- **PROBLEM STATEMENT**: Using the data below, copy each line that includes the word "szkolenia".

- **Dataset records**:
--- start ---

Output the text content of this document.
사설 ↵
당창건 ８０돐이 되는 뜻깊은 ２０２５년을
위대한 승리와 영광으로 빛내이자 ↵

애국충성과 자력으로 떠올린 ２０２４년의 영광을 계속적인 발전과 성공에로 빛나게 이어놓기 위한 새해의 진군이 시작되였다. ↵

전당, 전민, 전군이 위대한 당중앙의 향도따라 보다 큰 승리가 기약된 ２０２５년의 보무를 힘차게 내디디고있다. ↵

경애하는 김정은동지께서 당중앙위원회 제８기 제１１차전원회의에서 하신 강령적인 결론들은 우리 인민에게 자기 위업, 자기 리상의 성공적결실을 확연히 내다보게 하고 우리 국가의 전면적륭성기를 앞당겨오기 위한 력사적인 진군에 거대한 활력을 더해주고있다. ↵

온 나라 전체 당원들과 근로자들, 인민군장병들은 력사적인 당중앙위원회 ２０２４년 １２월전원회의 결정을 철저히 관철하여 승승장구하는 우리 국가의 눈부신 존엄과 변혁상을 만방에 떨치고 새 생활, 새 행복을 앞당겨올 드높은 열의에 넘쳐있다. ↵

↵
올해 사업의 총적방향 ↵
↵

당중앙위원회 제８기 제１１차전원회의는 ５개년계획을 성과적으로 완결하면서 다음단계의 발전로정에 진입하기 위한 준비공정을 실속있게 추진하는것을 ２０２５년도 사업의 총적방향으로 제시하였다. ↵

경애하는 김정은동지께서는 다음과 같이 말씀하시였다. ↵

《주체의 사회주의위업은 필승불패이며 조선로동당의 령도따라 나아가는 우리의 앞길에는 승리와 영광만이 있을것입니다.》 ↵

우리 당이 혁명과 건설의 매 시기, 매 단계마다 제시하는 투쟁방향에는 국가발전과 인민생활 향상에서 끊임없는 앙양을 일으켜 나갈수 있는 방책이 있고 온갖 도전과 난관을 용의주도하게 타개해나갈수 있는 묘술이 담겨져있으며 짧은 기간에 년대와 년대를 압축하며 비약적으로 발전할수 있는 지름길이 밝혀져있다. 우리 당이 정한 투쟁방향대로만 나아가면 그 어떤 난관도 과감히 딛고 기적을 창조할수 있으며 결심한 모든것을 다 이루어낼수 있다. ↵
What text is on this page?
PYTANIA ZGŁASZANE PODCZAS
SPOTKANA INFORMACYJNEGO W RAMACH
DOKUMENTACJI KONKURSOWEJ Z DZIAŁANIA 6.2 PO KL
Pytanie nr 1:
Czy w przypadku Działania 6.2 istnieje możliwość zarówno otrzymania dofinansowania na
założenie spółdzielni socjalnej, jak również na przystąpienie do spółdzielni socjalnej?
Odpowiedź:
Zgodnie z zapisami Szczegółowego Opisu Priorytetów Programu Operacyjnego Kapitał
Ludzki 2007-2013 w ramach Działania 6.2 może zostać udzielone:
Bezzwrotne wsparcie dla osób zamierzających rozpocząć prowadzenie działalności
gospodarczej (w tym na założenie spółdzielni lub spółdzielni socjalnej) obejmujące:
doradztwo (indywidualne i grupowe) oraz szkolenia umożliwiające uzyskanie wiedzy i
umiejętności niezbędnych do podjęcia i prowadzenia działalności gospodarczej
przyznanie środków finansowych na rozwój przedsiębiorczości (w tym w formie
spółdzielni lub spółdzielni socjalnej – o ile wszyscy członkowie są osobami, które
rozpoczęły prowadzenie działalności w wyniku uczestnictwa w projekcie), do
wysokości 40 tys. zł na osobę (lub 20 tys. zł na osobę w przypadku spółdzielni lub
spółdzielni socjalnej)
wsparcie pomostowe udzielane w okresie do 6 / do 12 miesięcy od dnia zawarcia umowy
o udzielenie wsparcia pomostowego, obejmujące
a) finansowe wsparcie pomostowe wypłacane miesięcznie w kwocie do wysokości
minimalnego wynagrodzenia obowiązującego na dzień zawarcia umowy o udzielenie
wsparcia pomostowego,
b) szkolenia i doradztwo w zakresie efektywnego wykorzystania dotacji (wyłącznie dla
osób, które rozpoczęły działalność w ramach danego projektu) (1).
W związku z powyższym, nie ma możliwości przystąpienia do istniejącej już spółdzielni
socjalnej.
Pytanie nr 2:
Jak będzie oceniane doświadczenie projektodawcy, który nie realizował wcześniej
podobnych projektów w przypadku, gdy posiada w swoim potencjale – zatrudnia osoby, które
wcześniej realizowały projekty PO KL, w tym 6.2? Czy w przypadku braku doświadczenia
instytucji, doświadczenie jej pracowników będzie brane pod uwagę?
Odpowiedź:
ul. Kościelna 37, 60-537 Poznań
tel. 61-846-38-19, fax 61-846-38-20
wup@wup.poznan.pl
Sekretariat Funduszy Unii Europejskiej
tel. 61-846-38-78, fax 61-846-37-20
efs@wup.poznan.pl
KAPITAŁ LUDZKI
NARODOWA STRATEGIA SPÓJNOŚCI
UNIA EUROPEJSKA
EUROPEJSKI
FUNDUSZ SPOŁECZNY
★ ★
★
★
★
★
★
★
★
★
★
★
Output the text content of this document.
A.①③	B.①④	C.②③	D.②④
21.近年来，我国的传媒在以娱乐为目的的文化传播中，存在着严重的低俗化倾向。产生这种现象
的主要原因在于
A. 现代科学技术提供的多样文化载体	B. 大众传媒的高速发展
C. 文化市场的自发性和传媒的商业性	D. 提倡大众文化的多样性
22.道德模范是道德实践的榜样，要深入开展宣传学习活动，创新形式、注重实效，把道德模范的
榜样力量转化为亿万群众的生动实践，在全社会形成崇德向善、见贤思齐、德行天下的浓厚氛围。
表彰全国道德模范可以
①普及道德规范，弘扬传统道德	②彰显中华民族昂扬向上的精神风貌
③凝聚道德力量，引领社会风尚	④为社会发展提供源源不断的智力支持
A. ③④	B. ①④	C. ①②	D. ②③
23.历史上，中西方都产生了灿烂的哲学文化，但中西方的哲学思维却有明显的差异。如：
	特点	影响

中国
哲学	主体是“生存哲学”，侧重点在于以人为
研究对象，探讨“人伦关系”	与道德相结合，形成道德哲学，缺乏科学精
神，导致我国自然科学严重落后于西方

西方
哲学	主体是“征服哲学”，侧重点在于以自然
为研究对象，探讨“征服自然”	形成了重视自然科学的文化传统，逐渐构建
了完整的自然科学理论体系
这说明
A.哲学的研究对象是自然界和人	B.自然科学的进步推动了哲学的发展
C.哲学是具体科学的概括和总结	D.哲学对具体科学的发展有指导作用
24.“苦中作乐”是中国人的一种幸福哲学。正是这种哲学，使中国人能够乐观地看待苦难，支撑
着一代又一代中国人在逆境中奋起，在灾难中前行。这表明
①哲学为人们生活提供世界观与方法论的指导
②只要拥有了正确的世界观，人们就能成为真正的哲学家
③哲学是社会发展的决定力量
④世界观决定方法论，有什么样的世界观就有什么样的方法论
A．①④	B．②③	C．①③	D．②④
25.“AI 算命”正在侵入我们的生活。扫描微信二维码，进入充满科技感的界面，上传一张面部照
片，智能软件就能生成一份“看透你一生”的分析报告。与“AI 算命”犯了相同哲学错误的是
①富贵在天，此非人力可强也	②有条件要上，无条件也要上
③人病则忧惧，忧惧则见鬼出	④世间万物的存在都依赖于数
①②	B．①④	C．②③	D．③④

--- end ---

- **OUTPUT OF THE TASK**:
doradztwo (indywidualne i grupowe) oraz szkolenia umożliwiające uzyskanie wiedzy i
b) szkolenia i doradztwo w zakresie efektywnego wykorzystania dotacji (wyłącznie dla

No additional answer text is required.